Material for this exercise
▽

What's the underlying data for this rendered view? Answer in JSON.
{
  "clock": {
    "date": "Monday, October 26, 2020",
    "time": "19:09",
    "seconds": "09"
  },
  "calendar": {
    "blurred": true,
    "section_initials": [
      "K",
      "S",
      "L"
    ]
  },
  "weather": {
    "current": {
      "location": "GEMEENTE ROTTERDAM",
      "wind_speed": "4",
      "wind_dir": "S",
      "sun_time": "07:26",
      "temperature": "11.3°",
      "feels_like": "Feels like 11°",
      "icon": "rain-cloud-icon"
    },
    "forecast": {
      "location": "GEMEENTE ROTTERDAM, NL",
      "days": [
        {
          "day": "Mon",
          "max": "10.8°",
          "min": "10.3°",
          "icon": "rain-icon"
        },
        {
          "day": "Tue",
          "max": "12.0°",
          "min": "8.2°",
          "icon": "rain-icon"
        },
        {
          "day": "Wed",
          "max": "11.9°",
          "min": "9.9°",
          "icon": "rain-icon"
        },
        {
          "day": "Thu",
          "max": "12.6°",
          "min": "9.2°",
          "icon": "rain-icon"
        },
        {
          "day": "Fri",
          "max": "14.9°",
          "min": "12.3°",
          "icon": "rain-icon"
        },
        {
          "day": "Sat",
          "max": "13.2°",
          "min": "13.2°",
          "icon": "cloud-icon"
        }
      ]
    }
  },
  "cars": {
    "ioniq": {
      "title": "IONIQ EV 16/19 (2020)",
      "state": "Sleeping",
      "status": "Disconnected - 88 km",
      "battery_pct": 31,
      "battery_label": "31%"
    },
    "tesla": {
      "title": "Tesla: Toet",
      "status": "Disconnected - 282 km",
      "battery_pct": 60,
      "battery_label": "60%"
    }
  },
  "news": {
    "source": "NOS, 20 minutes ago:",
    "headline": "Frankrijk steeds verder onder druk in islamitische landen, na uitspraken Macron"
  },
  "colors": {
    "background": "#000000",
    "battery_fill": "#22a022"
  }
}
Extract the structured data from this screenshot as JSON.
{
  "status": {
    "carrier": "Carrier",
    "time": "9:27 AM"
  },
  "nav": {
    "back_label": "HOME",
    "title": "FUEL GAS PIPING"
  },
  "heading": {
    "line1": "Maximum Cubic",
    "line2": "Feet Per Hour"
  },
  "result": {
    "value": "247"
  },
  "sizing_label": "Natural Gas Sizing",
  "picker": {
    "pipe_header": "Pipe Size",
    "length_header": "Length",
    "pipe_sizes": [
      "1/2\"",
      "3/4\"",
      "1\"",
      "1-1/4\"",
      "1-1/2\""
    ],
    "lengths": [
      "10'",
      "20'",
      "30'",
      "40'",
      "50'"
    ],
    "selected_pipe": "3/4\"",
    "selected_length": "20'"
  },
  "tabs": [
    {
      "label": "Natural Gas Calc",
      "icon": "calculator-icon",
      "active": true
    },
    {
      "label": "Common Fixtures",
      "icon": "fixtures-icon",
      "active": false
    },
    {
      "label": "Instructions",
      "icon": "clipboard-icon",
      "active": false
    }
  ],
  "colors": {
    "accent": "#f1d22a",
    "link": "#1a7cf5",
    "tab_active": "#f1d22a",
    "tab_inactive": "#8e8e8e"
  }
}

△

What this task involves
Extract all of the data above without altering anything.

Answer to the exercise
What's the underlying data for this rendered view? Answer in JSON.
{
  "clock": {
    "date": "Monday, October 26, 2020",
    "time": "19:09",
    "seconds": "09"
  },
  "calendar": {
    "blurred": true,
    "section_initials": [
      "K",
      "S",
      "L"
    ]
  },
  "weather": {
    "current": {
      "location": "GEMEENTE ROTTERDAM",
      "wind_speed": "4",
      "wind_dir": "S",
      "sun_time": "07:26",
      "temperature": "11.3°",
      "feels_like": "Feels like 11°",
      "icon": "rain-cloud-icon"
    },
    "forecast": {
      "location": "GEMEENTE ROTTERDAM, NL",
      "days": [
        {
          "day": "Mon",
          "max": "10.8°",
          "min": "10.3°",
          "icon": "rain-icon"
        },
        {
          "day": "Tue",
          "max": "12.0°",
          "min": "8.2°",
          "icon": "rain-icon"
        },
        {
          "day": "Wed",
          "max": "11.9°",
          "min": "9.9°",
          "icon": "rain-icon"
        },
        {
          "day": "Thu",
          "max": "12.6°",
          "min": "9.2°",
          "icon": "rain-icon"
        },
        {
          "day": "Fri",
          "max": "14.9°",
          "min": "12.3°",
          "icon": "rain-icon"
        },
        {
          "day": "Sat",
          "max": "13.2°",
          "min": "13.2°",
          "icon": "cloud-icon"
        }
      ]
    }
  },
  "cars": {
    "ioniq": {
      "title": "IONIQ EV 16/19 (2020)",
      "state": "Sleeping",
      "status": "Disconnected - 88 km",
      "battery_pct": 31,
      "battery_label": "31%"
    },
    "tesla": {
      "title": "Tesla: Toet",
      "status": "Disconnected - 282 km",
      "battery_pct": 60,
      "battery_label": "60%"
    }
  },
  "news": {
    "source": "NOS, 20 minutes ago:",
    "headline": "Frankrijk steeds verder onder druk in islamitische landen, na uitspraken Macron"
  },
  "colors": {
    "background": "#000000",
    "battery_fill": "#22a022"
  }
}
Extract the structured data from this screenshot as JSON.
{
  "status": {
    "carrier": "Carrier",
    "time": "9:27 AM"
  },
  "nav": {
    "back_label": "HOME",
    "title": "FUEL GAS PIPING"
  },
  "heading": {
    "line1": "Maximum Cubic",
    "line2": "Feet Per Hour"
  },
  "result": {
    "value": "247"
  },
  "sizing_label": "Natural Gas Sizing",
  "picker": {
    "pipe_header": "Pipe Size",
    "length_header": "Length",
    "pipe_sizes": [
      "1/2\"",
      "3/4\"",
      "1\"",
      "1-1/4\"",
      "1-1/2\""
    ],
    "lengths": [
      "10'",
      "20'",
      "30'",
      "40'",
      "50'"
    ],
    "selected_pipe": "3/4\"",
    "selected_length": "20'"
  },
  "tabs": [
    {
      "label": "Natural Gas Calc",
      "icon": "calculator-icon",
      "active": true
    },
    {
      "label": "Common Fixtures",
      "icon": "fixtures-icon",
      "active": false
    },
    {
      "label": "Instructions",
      "icon": "clipboard-icon",
      "active": false
    }
  ],
  "colors": {
    "accent": "#f1d22a",
    "link": "#1a7cf5",
    "tab_active": "#f1d22a",
    "tab_inactive": "#8e8e8e"
  }
}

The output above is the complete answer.